» **SET PROBLEM**: Repeat the records exactly. Every line must match.

[Stored data]
--
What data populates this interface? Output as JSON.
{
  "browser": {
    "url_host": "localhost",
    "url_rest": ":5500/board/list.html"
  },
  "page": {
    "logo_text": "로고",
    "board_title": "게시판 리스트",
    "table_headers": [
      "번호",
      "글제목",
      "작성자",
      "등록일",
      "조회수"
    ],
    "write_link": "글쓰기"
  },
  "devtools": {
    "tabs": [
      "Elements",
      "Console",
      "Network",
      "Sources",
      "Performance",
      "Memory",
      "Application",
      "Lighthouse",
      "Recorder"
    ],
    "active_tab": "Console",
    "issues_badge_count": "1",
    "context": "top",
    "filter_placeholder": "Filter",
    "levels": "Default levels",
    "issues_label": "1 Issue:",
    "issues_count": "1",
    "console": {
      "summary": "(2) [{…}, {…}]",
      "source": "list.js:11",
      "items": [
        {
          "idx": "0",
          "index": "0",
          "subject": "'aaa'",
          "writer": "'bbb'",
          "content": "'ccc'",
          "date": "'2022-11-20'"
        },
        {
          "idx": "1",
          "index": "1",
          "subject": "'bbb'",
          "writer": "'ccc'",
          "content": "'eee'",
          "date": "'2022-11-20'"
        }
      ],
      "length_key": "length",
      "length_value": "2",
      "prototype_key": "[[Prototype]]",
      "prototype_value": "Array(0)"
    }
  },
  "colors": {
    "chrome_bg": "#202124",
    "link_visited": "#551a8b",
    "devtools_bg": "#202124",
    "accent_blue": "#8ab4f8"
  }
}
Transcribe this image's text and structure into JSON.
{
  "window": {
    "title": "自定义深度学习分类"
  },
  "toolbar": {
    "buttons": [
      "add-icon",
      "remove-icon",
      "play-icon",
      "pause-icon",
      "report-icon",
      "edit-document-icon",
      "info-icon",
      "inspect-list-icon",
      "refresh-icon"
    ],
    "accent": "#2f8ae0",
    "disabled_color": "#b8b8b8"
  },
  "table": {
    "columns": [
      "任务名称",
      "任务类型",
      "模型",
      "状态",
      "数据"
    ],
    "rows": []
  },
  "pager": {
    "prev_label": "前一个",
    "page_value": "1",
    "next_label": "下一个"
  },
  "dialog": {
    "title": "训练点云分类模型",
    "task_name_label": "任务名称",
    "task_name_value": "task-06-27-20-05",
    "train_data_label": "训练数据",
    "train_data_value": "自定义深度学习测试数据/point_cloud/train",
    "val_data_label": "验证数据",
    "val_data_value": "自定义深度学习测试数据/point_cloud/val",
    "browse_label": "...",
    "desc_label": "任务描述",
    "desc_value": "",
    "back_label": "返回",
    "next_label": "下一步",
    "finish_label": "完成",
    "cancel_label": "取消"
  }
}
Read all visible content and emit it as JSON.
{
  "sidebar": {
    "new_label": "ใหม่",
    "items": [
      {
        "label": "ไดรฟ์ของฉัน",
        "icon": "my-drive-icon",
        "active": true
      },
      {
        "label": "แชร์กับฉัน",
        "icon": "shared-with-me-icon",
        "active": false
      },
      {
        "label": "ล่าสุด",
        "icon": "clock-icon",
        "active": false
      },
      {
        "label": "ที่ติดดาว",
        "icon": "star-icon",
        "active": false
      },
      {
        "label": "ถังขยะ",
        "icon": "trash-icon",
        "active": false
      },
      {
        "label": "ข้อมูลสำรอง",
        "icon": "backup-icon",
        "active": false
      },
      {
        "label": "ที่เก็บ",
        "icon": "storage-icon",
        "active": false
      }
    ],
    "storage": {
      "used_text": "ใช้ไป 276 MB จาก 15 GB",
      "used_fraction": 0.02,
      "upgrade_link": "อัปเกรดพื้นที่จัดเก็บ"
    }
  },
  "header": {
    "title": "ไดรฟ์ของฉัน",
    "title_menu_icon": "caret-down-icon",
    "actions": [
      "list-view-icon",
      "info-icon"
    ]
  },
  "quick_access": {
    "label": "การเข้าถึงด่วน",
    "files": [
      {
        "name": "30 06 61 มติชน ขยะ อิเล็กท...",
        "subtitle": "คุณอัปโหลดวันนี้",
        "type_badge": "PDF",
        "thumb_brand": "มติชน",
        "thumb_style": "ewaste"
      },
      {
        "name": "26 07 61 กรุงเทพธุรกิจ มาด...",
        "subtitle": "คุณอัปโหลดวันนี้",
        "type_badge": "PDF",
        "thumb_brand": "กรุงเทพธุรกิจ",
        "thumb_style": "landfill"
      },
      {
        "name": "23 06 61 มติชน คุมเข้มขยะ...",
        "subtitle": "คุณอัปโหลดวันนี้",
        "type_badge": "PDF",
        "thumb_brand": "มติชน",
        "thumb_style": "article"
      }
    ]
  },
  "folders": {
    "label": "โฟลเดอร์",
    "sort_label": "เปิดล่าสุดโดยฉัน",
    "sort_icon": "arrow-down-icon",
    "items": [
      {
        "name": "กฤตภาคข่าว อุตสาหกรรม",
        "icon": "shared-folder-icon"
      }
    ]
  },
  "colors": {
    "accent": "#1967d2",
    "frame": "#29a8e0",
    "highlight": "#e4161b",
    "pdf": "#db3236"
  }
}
--
» **CORRECT OUTPUT**:
What data populates this interface? Output as JSON.
{
  "browser": {
    "url_host": "localhost",
    "url_rest": ":5500/board/list.html"
  },
  "page": {
    "logo_text": "로고",
    "board_title": "게시판 리스트",
    "table_headers": [
      "번호",
      "글제목",
      "작성자",
      "등록일",
      "조회수"
    ],
    "write_link": "글쓰기"
  },
  "devtools": {
    "tabs": [
      "Elements",
      "Console",
      "Network",
      "Sources",
      "Performance",
      "Memory",
      "Application",
      "Lighthouse",
      "Recorder"
    ],
    "active_tab": "Console",
    "issues_badge_count": "1",
    "context": "top",
    "filter_placeholder": "Filter",
    "levels": "Default levels",
    "issues_label": "1 Issue:",
    "issues_count": "1",
    "console": {
      "summary": "(2) [{…}, {…}]",
      "source": "list.js:11",
      "items": [
        {
          "idx": "0",
          "index": "0",
          "subject": "'aaa'",
          "writer": "'bbb'",
          "content": "'ccc'",
          "date": "'2022-11-20'"
        },
        {
          "idx": "1",
          "index": "1",
          "subject": "'bbb'",
          "writer": "'ccc'",
          "content": "'eee'",
          "date": "'2022-11-20'"
        }
      ],
      "length_key": "length",
      "length_value": "2",
      "prototype_key": "[[Prototype]]",
      "prototype_value": "Array(0)"
    }
  },
  "colors": {
    "chrome_bg": "#202124",
    "link_visited": "#551a8b",
    "devtools_bg": "#202124",
    "accent_blue": "#8ab4f8"
  }
}
Transcribe this image's text and structure into JSON.
{
  "window": {
    "title": "自定义深度学习分类"
  },
  "toolbar": {
    "buttons": [
      "add-icon",
      "remove-icon",
      "play-icon",
      "pause-icon",
      "report-icon",
      "edit-document-icon",
      "info-icon",
      "inspect-list-icon",
      "refresh-icon"
    ],
    "accent": "#2f8ae0",
    "disabled_color": "#b8b8b8"
  },
  "table": {
    "columns": [
      "任务名称",
      "任务类型",
      "模型",
      "状态",
      "数据"
    ],
    "rows": []
  },
  "pager": {
    "prev_label": "前一个",
    "page_value": "1",
    "next_label": "下一个"
  },
  "dialog": {
    "title": "训练点云分类模型",
    "task_name_label": "任务名称",
    "task_name_value": "task-06-27-20-05",
    "train_data_label": "训练数据",
    "train_data_value": "自定义深度学习测试数据/point_cloud/train",
    "val_data_label": "验证数据",
    "val_data_value": "自定义深度学习测试数据/point_cloud/val",
    "browse_label": "...",
    "desc_label": "任务描述",
    "desc_value": "",
    "back_label": "返回",
    "next_label": "下一步",
    "finish_label": "完成",
    "cancel_label": "取消"
  }
}
Read all visible content and emit it as JSON.
{
  "sidebar": {
    "new_label": "ใหม่",
    "items": [
      {
        "label": "ไดรฟ์ของฉัน",
        "icon": "my-drive-icon",
        "active": true
      },
      {
        "label": "แชร์กับฉัน",
        "icon": "shared-with-me-icon",
        "active": false
      },
      {
        "label": "ล่าสุด",
        "icon": "clock-icon",
        "active": false
      },
      {
        "label": "ที่ติดดาว",
        "icon": "star-icon",
        "active": false
      },
      {
        "label": "ถังขยะ",
        "icon": "trash-icon",
        "active": false
      },
      {
        "label": "ข้อมูลสำรอง",
        "icon": "backup-icon",
        "active": false
      },
      {
        "label": "ที่เก็บ",
        "icon": "storage-icon",
        "active": false
      }
    ],
    "storage": {
      "used_text": "ใช้ไป 276 MB จาก 15 GB",
      "used_fraction": 0.02,
      "upgrade_link": "อัปเกรดพื้นที่จัดเก็บ"
    }
  },
  "header": {
    "title": "ไดรฟ์ของฉัน",
    "title_menu_icon": "caret-down-icon",
    "actions": [
      "list-view-icon",
      "info-icon"
    ]
  },
  "quick_access": {
    "label": "การเข้าถึงด่วน",
    "files": [
      {
        "name": "30 06 61 มติชน ขยะ อิเล็กท...",
        "subtitle": "คุณอัปโหลดวันนี้",
        "type_badge": "PDF",
        "thumb_brand": "มติชน",
        "thumb_style": "ewaste"
      },
      {
        "name": "26 07 61 กรุงเทพธุรกิจ มาด...",
        "subtitle": "คุณอัปโหลดวันนี้",
        "type_badge": "PDF",
        "thumb_brand": "กรุงเทพธุรกิจ",
        "thumb_style": "landfill"
      },
      {
        "name": "23 06 61 มติชน คุมเข้มขยะ...",
        "subtitle": "คุณอัปโหลดวันนี้",
        "type_badge": "PDF",
        "thumb_brand": "มติชน",
        "thumb_style": "article"
      }
    ]
  },
  "folders": {
    "label": "โฟลเดอร์",
    "sort_label": "เปิดล่าสุดโดยฉัน",
    "sort_icon": "arrow-down-icon",
    "items": [
      {
        "name": "กฤตภาคข่าว อุตสาหกรรม",
        "icon": "shared-folder-icon"
      }
    ]
  },
  "colors": {
    "accent": "#1967d2",
    "frame": "#29a8e0",
    "highlight": "#e4161b",
    "pdf": "#db3236"
  }
}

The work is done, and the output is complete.